# Description of the task:
Using the listing below, extract each line that has the word "menu" in it.

[Data excerpts]
---+---
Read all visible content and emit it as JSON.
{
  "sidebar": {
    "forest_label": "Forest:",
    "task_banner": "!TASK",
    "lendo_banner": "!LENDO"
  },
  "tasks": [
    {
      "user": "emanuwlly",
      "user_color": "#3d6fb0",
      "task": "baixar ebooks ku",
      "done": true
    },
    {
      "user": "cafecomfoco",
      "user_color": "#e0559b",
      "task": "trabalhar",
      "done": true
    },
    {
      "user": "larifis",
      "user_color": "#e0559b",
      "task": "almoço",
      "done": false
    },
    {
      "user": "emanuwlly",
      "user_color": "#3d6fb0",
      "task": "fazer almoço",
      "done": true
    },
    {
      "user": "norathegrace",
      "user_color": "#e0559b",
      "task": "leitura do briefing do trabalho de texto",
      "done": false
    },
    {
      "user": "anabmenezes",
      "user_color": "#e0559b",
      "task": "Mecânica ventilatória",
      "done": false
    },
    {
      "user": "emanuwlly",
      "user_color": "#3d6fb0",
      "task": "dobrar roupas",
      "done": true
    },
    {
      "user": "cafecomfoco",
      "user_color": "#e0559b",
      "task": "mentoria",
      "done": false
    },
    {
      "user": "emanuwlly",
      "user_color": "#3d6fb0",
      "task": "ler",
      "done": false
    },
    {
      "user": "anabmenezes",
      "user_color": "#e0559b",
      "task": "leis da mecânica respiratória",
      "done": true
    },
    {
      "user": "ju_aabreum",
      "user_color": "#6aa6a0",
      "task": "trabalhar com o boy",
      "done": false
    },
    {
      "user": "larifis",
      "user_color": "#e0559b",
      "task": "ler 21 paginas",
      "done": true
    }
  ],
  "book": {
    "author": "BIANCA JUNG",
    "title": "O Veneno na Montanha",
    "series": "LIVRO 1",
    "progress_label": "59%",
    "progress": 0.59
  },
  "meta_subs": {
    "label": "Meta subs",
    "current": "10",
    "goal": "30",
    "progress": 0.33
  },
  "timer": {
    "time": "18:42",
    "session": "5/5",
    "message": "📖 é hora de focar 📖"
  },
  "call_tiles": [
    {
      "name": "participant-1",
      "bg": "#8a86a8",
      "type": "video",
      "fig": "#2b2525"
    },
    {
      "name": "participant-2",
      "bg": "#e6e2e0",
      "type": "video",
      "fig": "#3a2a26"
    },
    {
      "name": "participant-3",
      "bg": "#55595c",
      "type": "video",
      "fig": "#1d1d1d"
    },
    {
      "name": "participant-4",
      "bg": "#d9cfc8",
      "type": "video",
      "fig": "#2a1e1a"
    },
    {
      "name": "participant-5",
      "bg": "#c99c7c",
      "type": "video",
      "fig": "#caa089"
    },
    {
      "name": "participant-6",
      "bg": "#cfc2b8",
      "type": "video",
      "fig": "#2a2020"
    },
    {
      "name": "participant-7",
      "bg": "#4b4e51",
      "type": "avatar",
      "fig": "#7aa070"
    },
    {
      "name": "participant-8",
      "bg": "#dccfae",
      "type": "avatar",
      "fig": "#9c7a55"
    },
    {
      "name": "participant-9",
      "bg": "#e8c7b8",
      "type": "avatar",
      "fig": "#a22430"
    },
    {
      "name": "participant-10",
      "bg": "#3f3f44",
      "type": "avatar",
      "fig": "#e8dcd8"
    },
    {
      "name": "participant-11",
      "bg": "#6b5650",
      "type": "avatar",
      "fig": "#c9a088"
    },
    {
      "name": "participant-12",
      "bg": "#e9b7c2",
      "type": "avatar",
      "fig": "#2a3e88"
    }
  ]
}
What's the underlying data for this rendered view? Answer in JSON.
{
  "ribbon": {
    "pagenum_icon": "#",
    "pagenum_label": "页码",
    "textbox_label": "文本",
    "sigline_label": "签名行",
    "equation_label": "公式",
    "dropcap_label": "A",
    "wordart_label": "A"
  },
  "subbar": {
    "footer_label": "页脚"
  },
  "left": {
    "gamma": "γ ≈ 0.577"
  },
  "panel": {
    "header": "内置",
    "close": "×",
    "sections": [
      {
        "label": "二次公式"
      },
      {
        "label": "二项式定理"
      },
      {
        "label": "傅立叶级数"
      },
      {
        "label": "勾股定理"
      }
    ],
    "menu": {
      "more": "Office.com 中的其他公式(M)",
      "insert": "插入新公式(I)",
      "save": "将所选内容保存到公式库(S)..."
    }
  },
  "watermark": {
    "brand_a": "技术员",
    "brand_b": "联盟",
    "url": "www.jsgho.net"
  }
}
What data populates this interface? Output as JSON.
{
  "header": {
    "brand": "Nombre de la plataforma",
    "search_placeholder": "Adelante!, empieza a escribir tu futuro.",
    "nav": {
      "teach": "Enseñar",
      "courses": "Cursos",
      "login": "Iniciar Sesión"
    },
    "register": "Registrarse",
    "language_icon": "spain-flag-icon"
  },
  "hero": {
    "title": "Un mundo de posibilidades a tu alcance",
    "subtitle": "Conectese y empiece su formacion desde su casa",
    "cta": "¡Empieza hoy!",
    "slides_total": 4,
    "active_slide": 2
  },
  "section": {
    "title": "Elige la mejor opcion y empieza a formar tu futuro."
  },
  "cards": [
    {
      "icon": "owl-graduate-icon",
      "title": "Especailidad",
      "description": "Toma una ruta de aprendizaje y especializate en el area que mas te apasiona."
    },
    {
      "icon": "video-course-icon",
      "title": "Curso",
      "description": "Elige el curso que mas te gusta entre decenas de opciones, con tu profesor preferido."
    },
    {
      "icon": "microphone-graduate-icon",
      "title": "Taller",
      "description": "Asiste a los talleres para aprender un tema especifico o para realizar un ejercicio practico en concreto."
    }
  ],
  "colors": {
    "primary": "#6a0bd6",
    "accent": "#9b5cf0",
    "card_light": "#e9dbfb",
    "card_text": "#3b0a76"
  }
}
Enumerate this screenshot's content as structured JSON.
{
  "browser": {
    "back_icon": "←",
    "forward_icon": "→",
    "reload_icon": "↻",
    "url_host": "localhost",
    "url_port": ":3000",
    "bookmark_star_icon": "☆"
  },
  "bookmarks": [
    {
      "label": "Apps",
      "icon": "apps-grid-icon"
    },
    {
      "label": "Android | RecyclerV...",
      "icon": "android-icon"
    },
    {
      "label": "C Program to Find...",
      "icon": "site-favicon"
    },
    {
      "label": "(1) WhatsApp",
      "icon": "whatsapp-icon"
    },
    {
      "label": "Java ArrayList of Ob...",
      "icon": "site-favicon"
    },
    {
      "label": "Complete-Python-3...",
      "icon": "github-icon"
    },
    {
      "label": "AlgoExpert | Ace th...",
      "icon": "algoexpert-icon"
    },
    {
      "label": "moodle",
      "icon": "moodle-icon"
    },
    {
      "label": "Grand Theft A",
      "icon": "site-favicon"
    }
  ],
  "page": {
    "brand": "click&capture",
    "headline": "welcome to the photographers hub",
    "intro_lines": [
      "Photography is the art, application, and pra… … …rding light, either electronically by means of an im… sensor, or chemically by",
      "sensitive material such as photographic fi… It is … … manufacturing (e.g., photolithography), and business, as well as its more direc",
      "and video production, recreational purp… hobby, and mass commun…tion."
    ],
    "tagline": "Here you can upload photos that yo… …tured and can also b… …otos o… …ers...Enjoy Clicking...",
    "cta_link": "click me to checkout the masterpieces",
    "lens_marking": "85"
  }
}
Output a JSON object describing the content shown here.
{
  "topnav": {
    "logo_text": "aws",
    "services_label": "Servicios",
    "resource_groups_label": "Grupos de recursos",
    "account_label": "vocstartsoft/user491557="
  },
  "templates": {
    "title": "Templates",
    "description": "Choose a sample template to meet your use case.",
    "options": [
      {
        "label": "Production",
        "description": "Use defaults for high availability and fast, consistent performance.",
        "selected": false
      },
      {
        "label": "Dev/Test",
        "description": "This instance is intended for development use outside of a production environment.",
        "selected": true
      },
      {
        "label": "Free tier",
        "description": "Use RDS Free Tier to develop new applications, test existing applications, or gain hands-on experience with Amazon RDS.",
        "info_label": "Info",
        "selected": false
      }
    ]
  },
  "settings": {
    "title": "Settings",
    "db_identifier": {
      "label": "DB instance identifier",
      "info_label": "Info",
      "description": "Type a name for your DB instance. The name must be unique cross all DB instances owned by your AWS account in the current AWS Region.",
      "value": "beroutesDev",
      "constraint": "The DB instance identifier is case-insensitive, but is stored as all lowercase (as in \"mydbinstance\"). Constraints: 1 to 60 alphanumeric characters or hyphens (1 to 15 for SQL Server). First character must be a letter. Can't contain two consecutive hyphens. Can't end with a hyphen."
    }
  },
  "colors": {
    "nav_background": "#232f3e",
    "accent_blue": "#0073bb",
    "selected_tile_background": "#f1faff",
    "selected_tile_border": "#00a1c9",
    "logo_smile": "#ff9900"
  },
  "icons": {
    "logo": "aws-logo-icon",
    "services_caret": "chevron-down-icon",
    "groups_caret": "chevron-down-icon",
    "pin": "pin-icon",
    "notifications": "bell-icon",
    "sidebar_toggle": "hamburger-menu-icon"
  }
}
---+---
# In response:
    "menu": {
    "sidebar_toggle": "hamburger-menu-icon"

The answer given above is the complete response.